Finally, from Wicklow, first some glinting mica in the sands of the edge of the Dargle river. Second, a reminder to me of something that Oliver said a while ago: there's so much to see all around us in Ireland that can inspire us as to how things might look in our own gardens. Here are Hart's Tongue and Dryopteris ferns, looking splendid with ne'er a designer nor a gardener in sight.

03 February 2012

Rain and Brigid

On a rainy Sunday, I got to thinking about colour. We were walking in some woods--now truly winter-bare--and the rain on the bark of the trees made the colours glow, as rain so often does. You know how as kids when we were drawing trees, the bark was always brown (and the sky always blue)? Not this day. The beeches were silvery grey, the lower parts of the ash trees an astonishingly warm orangey amber (I think this may be due to a particular alga, which is one of those that partners with a fungus to create lichen). The bright green mosses--so happy in the rain--the newly growing wild garlic and the evergreen ferns shone out on the floor of the woods. Back home, the raindrops beaded the branches of the Japanese maples and the silver birches (I have three Betula utilis var. jacquemontii) and the Himalayan cherry (Prunus serrula) were glowing pure white and deep red/mahogany. Gorgeous.

### RECORDS SHOWN
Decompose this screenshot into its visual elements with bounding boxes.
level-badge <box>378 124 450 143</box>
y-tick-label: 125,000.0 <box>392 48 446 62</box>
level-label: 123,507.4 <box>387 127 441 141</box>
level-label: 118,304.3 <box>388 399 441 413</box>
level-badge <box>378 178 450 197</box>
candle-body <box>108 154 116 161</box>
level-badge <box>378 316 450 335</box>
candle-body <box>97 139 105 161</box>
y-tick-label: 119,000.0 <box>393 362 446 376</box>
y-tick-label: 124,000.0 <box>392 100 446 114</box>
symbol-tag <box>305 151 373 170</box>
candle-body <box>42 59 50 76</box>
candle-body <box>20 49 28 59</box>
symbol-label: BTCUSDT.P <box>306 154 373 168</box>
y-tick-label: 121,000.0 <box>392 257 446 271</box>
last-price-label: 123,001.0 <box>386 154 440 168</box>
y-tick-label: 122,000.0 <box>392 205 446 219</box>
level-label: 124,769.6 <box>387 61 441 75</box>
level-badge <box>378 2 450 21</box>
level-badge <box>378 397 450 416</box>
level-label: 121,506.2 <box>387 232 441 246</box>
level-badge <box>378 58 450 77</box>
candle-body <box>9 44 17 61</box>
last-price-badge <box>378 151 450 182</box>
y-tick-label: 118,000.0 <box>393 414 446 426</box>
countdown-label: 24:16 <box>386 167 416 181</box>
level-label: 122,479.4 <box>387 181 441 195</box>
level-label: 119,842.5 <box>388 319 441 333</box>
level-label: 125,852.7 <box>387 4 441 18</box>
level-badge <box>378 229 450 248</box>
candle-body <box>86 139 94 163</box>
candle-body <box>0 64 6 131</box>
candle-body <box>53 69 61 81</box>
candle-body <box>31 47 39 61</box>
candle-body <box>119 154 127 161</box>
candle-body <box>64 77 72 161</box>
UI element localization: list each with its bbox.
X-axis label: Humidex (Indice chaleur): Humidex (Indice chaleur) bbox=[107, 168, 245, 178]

### REQUIRED ACTIONS
A - In the garden passage, what color were the beeches in the rain?
B - Reproduce the garden passage word for word, starting with "Finally, from Wicklow, first" and going on through "gardener in sight.".
The entries can be set aside; none of the work depends on them.

### RESULTS BY TASK
A - Silvery grey.

B -
Finally, from Wicklow, first some glinting mica in the sands of the edge of the Dargle river. Second, a reminder to me of something that Oliver said a while ago: there's so much to see all around us in Ireland that can inspire us as to how things might look in our own gardens. Here are Hart's Tongue and Dryopteris ferns, looking splendid with ne'er a designer nor a gardener in sight.